* **Set task**
Read the material below and count the lines holding the string "cycles". Give that count with nothing added.
======== Information supplied
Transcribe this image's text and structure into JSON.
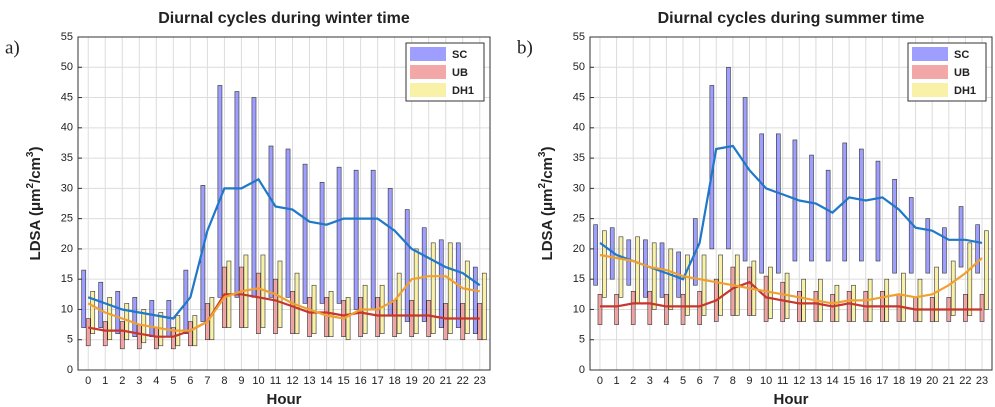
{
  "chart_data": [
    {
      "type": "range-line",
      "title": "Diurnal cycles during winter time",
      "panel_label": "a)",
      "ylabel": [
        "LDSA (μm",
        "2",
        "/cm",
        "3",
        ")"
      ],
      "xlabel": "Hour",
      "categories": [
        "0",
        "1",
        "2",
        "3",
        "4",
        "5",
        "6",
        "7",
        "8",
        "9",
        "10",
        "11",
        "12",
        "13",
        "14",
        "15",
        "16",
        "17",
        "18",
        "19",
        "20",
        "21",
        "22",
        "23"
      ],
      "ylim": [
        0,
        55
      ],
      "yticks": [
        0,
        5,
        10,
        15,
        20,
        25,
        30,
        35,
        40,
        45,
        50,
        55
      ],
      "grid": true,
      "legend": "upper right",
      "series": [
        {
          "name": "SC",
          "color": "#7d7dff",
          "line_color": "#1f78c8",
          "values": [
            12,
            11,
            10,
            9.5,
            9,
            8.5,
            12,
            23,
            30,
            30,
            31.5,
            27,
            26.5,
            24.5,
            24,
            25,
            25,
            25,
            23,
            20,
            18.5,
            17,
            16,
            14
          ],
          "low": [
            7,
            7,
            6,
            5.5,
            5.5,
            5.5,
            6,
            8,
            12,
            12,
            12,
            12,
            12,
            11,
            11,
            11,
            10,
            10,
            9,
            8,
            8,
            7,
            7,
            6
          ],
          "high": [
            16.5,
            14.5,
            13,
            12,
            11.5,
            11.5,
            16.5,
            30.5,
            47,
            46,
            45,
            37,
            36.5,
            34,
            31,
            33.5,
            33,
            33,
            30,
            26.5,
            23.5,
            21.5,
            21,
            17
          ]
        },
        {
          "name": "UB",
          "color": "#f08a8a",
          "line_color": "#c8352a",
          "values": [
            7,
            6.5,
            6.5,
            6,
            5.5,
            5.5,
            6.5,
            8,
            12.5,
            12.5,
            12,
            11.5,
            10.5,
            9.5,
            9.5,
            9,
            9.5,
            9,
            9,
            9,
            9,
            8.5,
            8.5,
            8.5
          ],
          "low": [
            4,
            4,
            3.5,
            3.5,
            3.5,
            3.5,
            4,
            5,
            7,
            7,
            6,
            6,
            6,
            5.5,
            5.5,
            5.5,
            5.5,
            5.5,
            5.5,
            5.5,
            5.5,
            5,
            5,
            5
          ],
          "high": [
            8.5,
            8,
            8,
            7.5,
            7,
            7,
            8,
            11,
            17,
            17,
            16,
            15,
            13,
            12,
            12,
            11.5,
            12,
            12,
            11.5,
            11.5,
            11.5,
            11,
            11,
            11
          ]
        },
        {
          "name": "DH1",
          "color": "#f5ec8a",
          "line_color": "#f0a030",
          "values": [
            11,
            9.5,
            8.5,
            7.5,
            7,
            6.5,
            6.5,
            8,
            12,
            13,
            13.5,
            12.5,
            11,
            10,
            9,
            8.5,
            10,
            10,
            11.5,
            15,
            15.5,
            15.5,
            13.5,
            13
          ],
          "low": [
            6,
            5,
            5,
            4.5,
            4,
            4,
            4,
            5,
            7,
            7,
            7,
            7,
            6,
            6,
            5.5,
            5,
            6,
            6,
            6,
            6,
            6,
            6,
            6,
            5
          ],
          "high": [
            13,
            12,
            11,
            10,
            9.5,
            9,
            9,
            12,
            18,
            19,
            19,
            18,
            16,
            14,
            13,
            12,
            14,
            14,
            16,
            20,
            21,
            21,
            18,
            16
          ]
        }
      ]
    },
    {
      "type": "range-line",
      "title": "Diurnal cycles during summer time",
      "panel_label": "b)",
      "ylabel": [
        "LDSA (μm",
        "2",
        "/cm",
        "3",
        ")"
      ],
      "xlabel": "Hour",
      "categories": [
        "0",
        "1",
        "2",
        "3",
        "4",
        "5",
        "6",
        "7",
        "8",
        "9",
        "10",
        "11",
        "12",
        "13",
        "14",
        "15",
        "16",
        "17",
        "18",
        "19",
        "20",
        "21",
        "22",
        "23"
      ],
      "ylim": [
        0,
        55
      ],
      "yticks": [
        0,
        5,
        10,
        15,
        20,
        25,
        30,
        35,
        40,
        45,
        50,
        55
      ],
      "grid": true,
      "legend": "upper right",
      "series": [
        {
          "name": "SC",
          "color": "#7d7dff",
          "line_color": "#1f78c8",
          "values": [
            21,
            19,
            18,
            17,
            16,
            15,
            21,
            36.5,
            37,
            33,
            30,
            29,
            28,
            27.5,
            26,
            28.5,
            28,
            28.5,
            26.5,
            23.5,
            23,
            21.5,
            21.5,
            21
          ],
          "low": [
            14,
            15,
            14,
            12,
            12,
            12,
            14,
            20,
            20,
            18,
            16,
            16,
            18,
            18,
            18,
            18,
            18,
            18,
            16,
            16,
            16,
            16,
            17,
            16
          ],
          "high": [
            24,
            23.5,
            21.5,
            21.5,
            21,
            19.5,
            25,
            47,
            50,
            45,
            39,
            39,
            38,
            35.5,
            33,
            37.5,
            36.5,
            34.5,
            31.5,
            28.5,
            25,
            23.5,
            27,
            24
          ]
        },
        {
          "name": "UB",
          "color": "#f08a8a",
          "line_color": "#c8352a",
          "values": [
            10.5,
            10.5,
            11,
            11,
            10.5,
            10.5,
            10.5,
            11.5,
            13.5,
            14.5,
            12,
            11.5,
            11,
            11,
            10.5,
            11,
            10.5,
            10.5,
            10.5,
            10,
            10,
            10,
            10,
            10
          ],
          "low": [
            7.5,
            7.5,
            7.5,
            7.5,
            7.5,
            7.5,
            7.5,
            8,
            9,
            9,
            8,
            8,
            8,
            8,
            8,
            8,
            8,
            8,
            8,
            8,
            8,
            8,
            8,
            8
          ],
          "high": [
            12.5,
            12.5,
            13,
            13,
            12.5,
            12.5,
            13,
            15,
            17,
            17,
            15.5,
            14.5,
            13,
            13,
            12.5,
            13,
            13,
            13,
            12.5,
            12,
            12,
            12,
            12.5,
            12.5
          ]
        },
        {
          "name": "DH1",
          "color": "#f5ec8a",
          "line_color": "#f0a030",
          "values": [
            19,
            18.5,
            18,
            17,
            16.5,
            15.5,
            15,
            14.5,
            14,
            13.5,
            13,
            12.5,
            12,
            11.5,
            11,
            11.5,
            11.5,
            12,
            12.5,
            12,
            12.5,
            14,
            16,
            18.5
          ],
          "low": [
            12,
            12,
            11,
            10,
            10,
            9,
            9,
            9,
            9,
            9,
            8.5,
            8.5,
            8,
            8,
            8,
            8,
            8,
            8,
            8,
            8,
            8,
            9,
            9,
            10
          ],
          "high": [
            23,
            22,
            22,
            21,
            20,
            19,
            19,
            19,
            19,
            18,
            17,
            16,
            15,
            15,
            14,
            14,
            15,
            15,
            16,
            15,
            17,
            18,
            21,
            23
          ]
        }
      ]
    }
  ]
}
================
* **Solution for this problem**
2